__Exercise data__:
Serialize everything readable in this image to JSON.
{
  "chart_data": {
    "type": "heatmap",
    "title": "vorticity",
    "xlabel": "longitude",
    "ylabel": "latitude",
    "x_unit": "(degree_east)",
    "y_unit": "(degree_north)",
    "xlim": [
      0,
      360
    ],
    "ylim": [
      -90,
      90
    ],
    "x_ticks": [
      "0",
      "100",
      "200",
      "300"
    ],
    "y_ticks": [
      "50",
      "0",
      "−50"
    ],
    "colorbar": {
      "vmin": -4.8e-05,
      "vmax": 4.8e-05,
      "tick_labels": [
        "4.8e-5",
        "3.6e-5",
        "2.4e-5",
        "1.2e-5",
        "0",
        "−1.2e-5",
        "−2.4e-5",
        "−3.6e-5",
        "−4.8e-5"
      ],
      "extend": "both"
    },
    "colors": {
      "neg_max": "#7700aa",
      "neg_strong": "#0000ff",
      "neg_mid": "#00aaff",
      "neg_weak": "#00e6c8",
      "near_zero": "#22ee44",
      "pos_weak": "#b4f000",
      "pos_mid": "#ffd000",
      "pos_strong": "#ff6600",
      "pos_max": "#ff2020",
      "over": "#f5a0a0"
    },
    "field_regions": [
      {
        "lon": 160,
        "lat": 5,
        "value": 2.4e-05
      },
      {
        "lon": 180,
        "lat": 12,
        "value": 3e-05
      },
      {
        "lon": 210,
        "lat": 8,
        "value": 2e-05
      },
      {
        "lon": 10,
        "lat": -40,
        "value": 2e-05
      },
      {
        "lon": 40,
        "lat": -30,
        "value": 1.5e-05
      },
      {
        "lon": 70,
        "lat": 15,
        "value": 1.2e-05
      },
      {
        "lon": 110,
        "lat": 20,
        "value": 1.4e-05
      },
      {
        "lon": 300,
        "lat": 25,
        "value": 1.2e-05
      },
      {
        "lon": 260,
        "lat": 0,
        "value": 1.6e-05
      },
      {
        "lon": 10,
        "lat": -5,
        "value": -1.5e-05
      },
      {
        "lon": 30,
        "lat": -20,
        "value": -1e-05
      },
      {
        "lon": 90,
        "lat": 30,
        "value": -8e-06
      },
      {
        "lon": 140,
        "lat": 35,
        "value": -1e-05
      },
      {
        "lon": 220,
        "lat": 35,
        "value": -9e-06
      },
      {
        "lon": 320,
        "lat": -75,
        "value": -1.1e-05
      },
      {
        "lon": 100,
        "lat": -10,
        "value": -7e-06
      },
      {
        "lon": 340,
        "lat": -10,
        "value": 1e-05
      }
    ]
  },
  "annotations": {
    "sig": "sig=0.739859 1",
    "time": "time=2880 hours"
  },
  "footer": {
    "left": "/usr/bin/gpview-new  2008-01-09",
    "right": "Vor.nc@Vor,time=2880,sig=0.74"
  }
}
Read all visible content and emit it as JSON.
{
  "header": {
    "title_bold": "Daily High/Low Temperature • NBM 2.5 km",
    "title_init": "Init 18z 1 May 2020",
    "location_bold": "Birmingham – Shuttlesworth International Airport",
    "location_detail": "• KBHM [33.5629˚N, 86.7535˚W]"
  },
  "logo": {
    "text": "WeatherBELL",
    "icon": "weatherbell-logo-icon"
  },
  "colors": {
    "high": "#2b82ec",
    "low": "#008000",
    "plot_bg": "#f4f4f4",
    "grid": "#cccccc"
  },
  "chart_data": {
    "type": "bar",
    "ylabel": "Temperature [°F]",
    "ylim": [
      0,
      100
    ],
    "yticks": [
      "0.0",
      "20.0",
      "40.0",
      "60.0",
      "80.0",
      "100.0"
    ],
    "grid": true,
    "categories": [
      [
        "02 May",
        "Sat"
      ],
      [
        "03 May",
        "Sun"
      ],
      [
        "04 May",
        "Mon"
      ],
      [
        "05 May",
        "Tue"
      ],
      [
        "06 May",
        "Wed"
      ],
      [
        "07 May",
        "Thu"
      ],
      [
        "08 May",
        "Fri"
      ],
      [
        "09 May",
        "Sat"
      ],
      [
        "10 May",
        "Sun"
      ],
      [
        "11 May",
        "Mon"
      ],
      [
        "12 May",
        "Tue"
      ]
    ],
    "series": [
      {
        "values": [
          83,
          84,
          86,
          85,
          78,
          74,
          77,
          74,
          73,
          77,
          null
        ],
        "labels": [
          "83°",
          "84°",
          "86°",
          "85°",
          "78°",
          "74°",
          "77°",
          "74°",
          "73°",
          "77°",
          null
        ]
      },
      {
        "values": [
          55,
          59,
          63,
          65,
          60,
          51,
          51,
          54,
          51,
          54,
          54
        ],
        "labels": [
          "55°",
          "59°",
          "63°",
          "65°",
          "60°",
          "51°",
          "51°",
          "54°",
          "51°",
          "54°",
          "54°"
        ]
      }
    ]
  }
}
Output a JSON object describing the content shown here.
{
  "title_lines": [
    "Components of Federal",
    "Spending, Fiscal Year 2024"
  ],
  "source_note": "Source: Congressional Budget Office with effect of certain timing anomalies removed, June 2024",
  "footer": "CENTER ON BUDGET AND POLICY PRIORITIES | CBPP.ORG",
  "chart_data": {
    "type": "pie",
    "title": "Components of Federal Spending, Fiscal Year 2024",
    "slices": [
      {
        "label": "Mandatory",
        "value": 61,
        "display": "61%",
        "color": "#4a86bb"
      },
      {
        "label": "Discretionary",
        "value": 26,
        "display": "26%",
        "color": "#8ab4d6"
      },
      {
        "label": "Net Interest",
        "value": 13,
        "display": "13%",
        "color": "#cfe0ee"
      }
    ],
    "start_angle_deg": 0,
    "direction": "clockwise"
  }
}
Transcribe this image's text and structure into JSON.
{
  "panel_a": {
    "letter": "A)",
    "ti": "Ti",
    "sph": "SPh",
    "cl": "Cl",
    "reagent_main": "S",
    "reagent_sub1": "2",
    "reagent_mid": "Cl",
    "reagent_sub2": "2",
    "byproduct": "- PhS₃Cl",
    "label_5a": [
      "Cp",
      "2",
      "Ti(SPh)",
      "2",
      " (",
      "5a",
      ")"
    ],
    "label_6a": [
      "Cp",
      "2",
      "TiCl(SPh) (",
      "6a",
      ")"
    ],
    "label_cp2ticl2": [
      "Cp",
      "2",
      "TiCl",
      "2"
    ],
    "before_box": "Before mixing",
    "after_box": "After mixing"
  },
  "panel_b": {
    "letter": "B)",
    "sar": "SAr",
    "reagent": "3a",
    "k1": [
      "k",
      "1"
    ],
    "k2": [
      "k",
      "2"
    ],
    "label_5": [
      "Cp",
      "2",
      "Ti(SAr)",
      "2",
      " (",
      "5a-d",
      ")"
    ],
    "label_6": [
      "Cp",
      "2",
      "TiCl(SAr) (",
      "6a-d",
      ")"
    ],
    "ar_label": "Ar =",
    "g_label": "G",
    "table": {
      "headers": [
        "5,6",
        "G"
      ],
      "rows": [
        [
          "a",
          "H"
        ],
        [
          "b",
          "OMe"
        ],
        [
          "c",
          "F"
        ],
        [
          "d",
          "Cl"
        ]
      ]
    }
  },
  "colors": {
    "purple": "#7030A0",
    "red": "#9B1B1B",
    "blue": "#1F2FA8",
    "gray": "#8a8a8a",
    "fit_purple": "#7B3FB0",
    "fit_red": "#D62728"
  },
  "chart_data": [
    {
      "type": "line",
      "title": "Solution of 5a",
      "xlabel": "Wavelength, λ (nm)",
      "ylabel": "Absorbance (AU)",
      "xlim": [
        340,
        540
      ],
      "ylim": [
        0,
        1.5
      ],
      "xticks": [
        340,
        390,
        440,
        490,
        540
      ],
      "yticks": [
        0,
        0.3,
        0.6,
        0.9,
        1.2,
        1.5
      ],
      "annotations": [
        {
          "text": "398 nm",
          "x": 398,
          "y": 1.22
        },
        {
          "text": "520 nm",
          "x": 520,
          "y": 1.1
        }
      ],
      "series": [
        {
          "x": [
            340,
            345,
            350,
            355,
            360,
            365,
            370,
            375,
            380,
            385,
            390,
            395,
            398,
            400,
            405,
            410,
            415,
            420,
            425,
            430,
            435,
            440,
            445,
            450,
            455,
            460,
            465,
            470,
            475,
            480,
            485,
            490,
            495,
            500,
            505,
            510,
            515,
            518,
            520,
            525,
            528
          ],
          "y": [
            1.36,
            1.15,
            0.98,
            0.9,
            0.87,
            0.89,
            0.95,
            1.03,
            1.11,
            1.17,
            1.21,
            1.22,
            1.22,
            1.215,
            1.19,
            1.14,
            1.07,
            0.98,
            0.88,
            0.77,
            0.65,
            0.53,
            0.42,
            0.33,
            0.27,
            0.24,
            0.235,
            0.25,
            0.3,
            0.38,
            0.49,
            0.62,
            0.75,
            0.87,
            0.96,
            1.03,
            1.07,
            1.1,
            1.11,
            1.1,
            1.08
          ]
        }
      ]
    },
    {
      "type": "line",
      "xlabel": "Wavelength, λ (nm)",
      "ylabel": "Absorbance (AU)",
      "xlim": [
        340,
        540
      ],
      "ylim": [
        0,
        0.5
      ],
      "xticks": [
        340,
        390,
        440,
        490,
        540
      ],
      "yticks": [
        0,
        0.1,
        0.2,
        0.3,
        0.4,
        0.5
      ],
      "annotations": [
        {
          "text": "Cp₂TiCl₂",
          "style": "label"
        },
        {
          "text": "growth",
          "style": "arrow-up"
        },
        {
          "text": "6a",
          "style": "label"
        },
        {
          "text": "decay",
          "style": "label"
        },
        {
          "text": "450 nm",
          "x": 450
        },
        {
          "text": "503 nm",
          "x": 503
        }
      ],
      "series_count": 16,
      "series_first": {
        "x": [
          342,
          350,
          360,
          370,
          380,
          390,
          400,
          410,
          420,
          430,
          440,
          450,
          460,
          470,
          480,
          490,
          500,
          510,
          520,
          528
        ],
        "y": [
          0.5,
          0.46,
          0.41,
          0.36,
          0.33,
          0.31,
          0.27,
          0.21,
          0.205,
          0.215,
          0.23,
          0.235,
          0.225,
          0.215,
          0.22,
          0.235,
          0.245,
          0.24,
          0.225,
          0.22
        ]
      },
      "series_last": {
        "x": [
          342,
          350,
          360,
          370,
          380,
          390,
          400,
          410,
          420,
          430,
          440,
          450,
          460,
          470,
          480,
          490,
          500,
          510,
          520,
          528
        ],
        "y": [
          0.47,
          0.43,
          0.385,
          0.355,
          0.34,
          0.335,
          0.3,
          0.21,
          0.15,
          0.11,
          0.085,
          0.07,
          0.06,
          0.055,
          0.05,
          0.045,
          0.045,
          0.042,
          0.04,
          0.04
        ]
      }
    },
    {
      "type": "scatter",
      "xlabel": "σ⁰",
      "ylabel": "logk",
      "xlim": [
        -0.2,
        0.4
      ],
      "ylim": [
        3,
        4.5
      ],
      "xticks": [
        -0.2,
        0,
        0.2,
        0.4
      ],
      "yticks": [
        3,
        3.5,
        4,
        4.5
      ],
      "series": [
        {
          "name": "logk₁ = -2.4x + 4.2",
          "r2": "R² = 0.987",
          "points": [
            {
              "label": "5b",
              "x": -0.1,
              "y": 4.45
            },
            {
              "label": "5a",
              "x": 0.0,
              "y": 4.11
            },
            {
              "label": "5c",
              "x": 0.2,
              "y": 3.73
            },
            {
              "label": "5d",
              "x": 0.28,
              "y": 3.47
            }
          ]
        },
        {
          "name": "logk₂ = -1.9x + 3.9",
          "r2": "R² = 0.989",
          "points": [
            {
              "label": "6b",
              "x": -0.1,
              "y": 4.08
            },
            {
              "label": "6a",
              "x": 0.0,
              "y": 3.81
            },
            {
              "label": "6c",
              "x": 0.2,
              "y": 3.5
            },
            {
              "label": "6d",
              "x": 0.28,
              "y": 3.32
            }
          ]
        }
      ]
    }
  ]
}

__Task to complete__:
Report each line of the material above where the word "footer" appears.

__Reply__:
  "footer": {
  "footer": "CENTER ON BUDGET AND POLICY PRIORITIES | CBPP.ORG",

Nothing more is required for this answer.